*Exercise*: Skip the images and copy each record exactly as written.

--- START OF Excerpted records ---

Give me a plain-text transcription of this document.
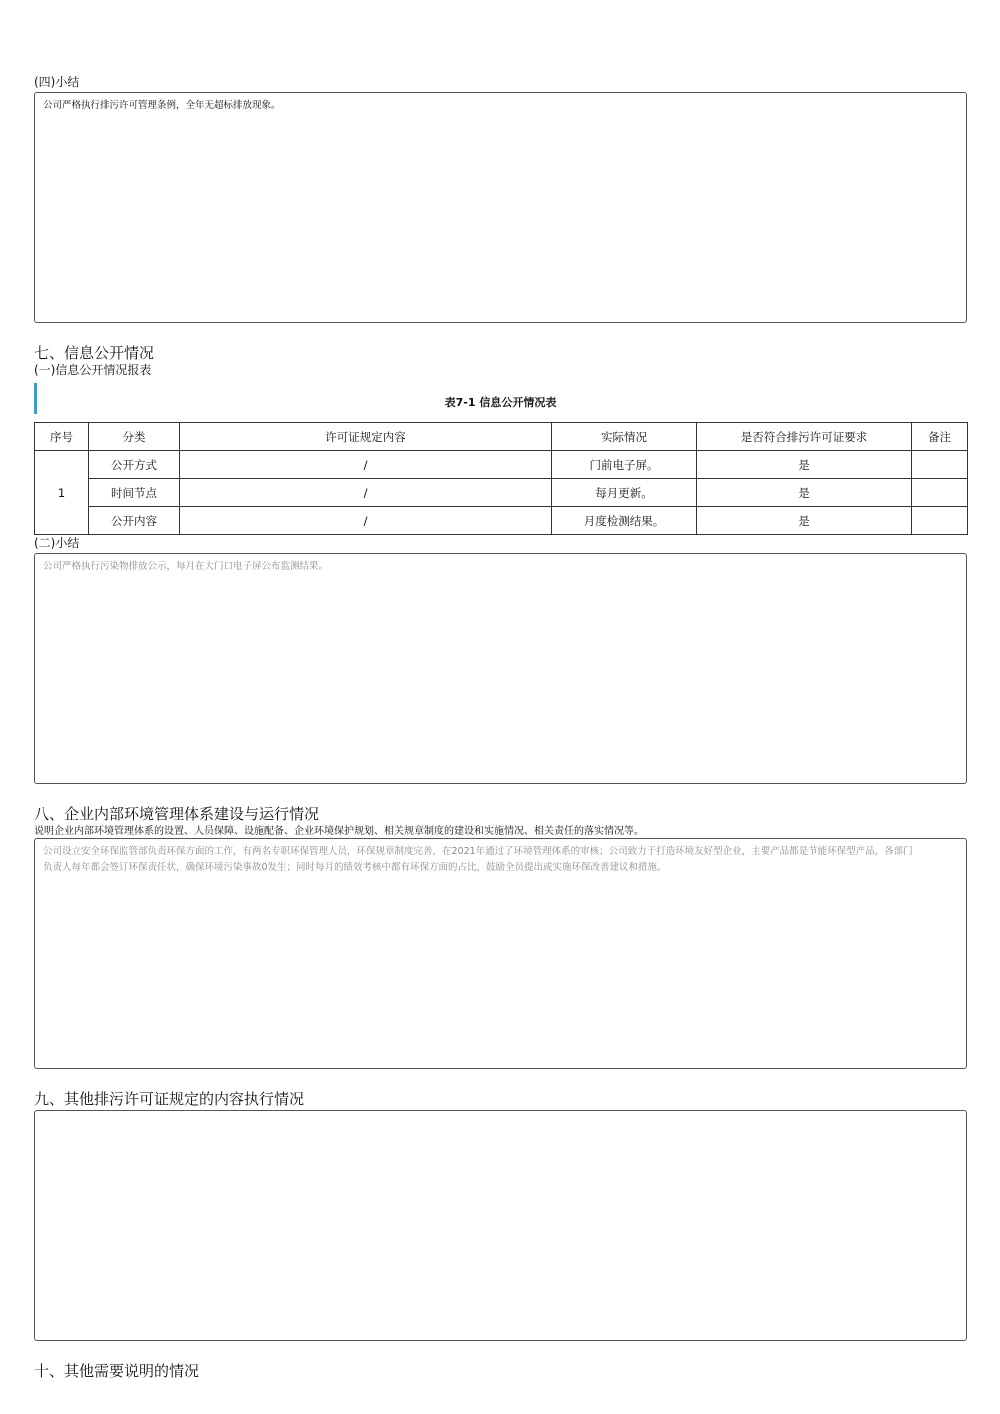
(四)小结
公司严格执行排污许可管理条例，全年无超标排放现象。
七、信息公开情况
(一)信息公开情况报表
表7-1 信息公开情况表
序号	分类	许可证规定内容	实际情况	是否符合排污许可证要求	备注
1	公开方式	/	门前电子屏。	是	
	时间节点	/	每月更新。	是	
	公开内容	/	月度检测结果。	是	
(二)小结
公司严格执行污染物排放公示，每月在大门口电子屏公布监测结果。
八、企业内部环境管理体系建设与运行情况
说明企业内部环境管理体系的设置、人员保障、设施配备、企业环境保护规划、相关规章制度的建设和实施情况、相关责任的落实情况等。
公司设立安全环保监管部负责环保方面的工作，有两名专职环保管理人员，环保规章制度完善，在2021年通过了环境管理体系的审核；公司致力于打造环境友好型企业，主要产品都是节能环保型产品，各部门
负责人每年都会签订环保责任状，确保环境污染事故0发生；同时每月的绩效考核中都有环保方面的占比，鼓励全员提出或实施环保改善建议和措施。
九、其他排污许可证规定的内容执行情况
十、其他需要说明的情况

--- END OF Excerpted records ---

*Solution to this problem*:
Give me a plain-text transcription of this document.
(四)小结
公司严格执行排污许可管理条例，全年无超标排放现象。
七、信息公开情况
(一)信息公开情况报表
表7-1 信息公开情况表
序号	分类	许可证规定内容	实际情况	是否符合排污许可证要求	备注
1	公开方式	/	门前电子屏。	是	
	时间节点	/	每月更新。	是	
	公开内容	/	月度检测结果。	是	
(二)小结
公司严格执行污染物排放公示，每月在大门口电子屏公布监测结果。
八、企业内部环境管理体系建设与运行情况
说明企业内部环境管理体系的设置、人员保障、设施配备、企业环境保护规划、相关规章制度的建设和实施情况、相关责任的落实情况等。
公司设立安全环保监管部负责环保方面的工作，有两名专职环保管理人员，环保规章制度完善，在2021年通过了环境管理体系的审核；公司致力于打造环境友好型企业，主要产品都是节能环保型产品，各部门
负责人每年都会签订环保责任状，确保环境污染事故0发生；同时每月的绩效考核中都有环保方面的占比，鼓励全员提出或实施环保改善建议和措施。
九、其他排污许可证规定的内容执行情况
十、其他需要说明的情况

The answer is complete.